Items listed in a dataset
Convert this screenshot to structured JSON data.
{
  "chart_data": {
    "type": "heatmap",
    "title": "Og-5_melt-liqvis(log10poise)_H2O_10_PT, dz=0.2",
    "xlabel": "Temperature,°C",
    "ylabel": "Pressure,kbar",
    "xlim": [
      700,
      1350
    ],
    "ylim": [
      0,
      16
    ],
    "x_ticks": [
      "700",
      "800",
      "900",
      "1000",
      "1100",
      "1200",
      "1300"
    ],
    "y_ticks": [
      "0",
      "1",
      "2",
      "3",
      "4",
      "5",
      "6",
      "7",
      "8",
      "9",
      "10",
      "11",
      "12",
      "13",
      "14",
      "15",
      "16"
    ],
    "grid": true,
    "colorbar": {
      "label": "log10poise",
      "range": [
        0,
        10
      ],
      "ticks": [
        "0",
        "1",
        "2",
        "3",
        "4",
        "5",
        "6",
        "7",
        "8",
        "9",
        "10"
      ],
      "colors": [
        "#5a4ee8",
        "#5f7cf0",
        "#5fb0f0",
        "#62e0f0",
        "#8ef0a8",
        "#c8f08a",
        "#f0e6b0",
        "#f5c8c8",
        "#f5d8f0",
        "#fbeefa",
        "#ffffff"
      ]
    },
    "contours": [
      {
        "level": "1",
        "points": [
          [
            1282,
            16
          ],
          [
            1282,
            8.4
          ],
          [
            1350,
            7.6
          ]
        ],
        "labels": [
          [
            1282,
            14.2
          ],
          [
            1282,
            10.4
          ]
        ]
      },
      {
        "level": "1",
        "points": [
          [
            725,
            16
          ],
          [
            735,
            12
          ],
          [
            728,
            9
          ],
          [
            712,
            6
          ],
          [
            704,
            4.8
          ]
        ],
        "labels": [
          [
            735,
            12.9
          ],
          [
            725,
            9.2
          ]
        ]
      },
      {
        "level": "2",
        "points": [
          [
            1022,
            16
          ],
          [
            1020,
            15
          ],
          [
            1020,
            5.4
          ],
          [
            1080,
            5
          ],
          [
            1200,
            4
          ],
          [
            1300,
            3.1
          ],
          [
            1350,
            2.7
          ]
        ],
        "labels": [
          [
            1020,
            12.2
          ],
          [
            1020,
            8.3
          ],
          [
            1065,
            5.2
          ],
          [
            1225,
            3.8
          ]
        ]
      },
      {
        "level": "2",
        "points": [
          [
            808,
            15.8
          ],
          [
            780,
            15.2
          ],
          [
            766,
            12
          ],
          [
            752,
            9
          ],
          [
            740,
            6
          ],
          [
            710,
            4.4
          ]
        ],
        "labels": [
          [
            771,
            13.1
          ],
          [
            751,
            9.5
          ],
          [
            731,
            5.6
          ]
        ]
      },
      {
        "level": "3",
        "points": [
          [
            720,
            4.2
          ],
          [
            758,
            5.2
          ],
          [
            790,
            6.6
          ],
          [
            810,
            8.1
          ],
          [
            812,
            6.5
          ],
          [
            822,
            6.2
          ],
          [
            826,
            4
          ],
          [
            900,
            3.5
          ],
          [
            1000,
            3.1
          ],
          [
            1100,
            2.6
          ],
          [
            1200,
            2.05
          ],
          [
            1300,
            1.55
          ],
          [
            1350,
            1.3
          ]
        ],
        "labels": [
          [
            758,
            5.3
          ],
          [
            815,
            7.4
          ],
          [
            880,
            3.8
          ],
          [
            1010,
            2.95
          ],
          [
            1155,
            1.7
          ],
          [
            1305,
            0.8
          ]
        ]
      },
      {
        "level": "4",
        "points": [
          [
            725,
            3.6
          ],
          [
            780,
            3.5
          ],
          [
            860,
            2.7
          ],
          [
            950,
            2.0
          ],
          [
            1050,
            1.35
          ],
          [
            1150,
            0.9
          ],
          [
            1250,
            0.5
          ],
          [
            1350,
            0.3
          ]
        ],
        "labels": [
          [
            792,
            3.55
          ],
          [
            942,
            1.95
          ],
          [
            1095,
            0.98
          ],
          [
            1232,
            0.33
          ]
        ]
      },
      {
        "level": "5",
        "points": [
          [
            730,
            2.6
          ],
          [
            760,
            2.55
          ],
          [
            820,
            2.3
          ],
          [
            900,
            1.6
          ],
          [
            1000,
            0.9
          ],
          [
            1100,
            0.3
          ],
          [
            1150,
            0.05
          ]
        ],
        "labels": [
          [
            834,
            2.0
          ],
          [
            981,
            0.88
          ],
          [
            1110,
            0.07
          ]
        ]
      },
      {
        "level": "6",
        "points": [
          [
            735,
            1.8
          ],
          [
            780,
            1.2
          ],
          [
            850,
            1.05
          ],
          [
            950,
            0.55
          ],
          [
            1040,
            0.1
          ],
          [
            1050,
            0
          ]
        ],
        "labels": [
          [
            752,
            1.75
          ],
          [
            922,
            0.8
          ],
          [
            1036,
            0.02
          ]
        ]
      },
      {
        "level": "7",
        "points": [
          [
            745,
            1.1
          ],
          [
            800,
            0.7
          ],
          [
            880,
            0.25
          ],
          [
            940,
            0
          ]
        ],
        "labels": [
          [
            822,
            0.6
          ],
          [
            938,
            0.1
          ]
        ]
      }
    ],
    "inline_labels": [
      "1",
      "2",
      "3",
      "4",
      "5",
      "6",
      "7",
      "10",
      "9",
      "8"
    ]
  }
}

**WHAT YOU HAVE TO DO**
Every line that holds the word "level" counts once; state the total number of such lines and nothing else.

**SOLUTION FOR THIS PROBLEM**
9